▶ Supplied records:
+--

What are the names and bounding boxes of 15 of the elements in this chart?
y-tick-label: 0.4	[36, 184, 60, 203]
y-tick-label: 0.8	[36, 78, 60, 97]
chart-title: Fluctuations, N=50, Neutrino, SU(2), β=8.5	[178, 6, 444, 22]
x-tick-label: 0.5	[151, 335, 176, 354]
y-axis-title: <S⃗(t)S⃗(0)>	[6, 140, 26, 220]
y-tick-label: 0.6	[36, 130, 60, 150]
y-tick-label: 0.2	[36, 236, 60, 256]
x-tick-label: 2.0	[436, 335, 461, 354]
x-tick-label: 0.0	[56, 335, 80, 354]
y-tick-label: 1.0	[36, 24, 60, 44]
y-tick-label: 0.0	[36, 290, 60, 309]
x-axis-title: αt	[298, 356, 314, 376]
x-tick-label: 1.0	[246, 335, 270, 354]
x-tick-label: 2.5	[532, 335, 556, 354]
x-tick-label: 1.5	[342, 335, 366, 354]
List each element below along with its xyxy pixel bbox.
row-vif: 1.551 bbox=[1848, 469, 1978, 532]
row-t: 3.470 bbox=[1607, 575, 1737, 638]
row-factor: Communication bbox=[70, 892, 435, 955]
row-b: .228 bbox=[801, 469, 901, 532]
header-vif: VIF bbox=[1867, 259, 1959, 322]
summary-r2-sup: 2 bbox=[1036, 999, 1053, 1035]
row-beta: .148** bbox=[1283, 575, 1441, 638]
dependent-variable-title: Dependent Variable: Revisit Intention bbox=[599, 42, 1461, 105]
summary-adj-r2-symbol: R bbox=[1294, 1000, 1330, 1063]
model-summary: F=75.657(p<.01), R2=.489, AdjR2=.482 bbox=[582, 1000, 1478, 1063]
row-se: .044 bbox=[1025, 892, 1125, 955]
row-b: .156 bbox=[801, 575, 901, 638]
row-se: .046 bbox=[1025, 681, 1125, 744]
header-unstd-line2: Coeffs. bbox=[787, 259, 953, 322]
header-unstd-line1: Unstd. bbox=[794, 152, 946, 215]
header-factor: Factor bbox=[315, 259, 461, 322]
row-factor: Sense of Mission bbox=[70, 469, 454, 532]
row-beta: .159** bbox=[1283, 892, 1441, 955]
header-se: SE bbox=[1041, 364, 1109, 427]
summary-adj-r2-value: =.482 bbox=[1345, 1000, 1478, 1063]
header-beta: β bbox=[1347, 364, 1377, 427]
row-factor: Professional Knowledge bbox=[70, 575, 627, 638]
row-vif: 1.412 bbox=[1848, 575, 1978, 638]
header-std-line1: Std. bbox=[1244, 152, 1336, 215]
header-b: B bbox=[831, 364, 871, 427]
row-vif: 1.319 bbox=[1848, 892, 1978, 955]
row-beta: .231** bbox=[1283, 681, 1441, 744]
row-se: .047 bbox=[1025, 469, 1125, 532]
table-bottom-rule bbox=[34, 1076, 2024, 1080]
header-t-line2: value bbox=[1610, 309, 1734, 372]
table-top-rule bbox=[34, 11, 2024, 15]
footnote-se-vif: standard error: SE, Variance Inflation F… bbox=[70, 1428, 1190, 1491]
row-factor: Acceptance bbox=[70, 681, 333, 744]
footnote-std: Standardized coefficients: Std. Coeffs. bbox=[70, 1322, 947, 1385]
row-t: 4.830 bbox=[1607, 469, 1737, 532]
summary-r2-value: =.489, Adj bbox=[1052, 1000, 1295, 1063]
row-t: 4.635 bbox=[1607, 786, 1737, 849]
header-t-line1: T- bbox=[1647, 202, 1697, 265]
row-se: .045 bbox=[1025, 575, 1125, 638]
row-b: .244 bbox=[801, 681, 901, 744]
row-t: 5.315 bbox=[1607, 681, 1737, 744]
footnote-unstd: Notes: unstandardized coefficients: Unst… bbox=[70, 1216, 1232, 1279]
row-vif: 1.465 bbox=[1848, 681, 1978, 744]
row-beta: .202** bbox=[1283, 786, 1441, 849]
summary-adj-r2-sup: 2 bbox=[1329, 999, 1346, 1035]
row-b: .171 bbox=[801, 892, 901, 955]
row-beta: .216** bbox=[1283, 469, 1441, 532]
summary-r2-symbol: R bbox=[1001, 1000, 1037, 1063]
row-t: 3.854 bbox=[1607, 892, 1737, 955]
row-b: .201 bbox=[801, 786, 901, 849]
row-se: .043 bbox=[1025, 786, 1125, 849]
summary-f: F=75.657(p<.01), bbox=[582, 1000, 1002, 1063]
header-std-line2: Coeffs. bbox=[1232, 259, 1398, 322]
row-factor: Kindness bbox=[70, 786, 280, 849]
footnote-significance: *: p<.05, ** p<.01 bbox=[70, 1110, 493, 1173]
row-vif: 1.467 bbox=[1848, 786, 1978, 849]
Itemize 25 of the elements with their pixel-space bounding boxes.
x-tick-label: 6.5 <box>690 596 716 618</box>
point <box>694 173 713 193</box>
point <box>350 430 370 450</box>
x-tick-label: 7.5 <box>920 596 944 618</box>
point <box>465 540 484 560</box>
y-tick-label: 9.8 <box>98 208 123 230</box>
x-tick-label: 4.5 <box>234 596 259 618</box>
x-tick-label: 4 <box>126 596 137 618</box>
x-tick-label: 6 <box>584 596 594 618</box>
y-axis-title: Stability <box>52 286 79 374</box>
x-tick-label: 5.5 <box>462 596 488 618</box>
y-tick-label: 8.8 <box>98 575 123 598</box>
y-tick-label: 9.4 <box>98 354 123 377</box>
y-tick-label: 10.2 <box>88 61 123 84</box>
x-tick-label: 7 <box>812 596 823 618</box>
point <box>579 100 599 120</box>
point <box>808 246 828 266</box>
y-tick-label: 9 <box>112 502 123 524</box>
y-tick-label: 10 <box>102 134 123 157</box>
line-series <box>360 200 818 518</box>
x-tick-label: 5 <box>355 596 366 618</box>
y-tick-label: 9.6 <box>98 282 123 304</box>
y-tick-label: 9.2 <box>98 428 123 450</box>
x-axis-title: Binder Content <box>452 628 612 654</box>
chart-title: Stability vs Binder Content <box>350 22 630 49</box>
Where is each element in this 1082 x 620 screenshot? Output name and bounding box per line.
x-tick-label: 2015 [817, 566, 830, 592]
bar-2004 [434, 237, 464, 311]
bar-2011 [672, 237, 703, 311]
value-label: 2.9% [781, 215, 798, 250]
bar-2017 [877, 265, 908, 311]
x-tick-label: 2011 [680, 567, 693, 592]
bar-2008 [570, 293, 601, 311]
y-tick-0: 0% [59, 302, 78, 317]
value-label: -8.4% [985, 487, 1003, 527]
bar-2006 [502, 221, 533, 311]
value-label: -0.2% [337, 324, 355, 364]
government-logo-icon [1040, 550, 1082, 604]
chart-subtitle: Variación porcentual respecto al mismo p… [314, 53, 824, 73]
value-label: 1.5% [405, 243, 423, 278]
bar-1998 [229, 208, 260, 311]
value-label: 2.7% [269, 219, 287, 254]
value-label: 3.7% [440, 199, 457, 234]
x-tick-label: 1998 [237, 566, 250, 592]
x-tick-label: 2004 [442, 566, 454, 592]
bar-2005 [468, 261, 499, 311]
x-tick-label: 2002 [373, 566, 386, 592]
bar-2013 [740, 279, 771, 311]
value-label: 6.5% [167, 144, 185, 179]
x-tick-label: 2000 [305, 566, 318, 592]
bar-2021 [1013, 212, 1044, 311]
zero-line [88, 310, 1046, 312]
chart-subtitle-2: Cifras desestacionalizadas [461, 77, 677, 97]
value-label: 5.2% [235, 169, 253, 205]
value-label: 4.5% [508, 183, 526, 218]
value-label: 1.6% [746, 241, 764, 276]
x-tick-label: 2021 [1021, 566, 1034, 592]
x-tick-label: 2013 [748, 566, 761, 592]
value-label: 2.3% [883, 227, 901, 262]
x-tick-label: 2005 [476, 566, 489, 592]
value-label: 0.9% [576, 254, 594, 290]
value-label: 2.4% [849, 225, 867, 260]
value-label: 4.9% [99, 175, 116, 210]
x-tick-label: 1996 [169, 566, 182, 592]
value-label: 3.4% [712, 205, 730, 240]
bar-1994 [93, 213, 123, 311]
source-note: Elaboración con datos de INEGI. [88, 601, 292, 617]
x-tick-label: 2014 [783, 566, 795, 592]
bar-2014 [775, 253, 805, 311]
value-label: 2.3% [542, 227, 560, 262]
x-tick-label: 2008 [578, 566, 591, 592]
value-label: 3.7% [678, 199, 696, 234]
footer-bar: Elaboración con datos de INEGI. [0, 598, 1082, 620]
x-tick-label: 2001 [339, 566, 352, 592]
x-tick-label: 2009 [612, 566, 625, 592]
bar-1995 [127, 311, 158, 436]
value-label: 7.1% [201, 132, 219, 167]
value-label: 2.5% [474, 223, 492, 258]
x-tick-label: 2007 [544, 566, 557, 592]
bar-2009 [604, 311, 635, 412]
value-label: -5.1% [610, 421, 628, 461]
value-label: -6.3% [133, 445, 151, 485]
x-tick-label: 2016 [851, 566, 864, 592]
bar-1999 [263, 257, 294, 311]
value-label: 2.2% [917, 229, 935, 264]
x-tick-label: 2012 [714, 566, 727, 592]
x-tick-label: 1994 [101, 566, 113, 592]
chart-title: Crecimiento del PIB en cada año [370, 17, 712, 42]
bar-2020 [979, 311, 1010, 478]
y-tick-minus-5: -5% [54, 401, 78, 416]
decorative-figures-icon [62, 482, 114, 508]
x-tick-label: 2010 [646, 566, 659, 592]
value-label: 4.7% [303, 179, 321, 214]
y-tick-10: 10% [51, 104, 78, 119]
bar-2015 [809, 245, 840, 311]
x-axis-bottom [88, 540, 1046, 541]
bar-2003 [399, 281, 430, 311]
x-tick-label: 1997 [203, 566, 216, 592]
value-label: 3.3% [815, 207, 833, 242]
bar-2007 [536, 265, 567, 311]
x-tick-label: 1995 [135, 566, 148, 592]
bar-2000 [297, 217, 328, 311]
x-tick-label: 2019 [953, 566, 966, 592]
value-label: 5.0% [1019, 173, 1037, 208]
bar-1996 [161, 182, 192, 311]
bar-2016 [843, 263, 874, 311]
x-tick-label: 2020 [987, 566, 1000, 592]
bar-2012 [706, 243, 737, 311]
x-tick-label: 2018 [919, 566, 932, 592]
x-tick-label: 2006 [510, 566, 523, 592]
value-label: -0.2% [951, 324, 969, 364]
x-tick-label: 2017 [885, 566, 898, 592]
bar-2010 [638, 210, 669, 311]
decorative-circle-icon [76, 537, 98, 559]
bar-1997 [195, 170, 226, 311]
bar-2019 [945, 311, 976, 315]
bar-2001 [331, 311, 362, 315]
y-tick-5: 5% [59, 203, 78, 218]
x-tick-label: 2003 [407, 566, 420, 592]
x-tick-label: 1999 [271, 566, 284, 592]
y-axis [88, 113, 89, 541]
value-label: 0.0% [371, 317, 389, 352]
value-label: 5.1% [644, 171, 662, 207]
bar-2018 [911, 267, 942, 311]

+--

▶ Directions: Edit the listing from its first line through the line with "row-factor: Sense of", replacing "y-tick-label" with "y-axis-label" and leaving everything else unchanged. Give only those lines.

▶ The answer:
What are the names and bounding boxes of 15 of the elements in this chart?
y-axis-label: 0.4	[36, 184, 60, 203]
y-axis-label: 0.8	[36, 78, 60, 97]
chart-title: Fluctuations, N=50, Neutrino, SU(2), β=8.5	[178, 6, 444, 22]
x-tick-label: 0.5	[151, 335, 176, 354]
y-axis-title: <S⃗(t)S⃗(0)>	[6, 140, 26, 220]
y-axis-label: 0.6	[36, 130, 60, 150]
y-axis-label: 0.2	[36, 236, 60, 256]
x-tick-label: 2.0	[436, 335, 461, 354]
x-tick-label: 0.0	[56, 335, 80, 354]
y-axis-label: 1.0	[36, 24, 60, 44]
y-axis-label: 0.0	[36, 290, 60, 309]
x-axis-title: αt	[298, 356, 314, 376]
x-tick-label: 1.0	[246, 335, 270, 354]
x-tick-label: 2.5	[532, 335, 556, 354]
x-tick-label: 1.5	[342, 335, 366, 354]
List each element below along with its xyxy pixel bbox.
row-vif: 1.551 bbox=[1848, 469, 1978, 532]
row-t: 3.470 bbox=[1607, 575, 1737, 638]
row-factor: Communication bbox=[70, 892, 435, 955]
row-b: .228 bbox=[801, 469, 901, 532]
header-vif: VIF bbox=[1867, 259, 1959, 322]
summary-r2-sup: 2 bbox=[1036, 999, 1053, 1035]
row-beta: .148** bbox=[1283, 575, 1441, 638]
dependent-variable-title: Dependent Variable: Revisit Intention bbox=[599, 42, 1461, 105]
summary-adj-r2-symbol: R bbox=[1294, 1000, 1330, 1063]
model-summary: F=75.657(p<.01), R2=.489, AdjR2=.482 bbox=[582, 1000, 1478, 1063]
row-se: .044 bbox=[1025, 892, 1125, 955]
row-b: .156 bbox=[801, 575, 901, 638]
row-se: .046 bbox=[1025, 681, 1125, 744]
header-unstd-line2: Coeffs. bbox=[787, 259, 953, 322]
header-unstd-line1: Unstd. bbox=[794, 152, 946, 215]
header-factor: Factor bbox=[315, 259, 461, 322]
row-factor: Sense of Mission bbox=[70, 469, 454, 532]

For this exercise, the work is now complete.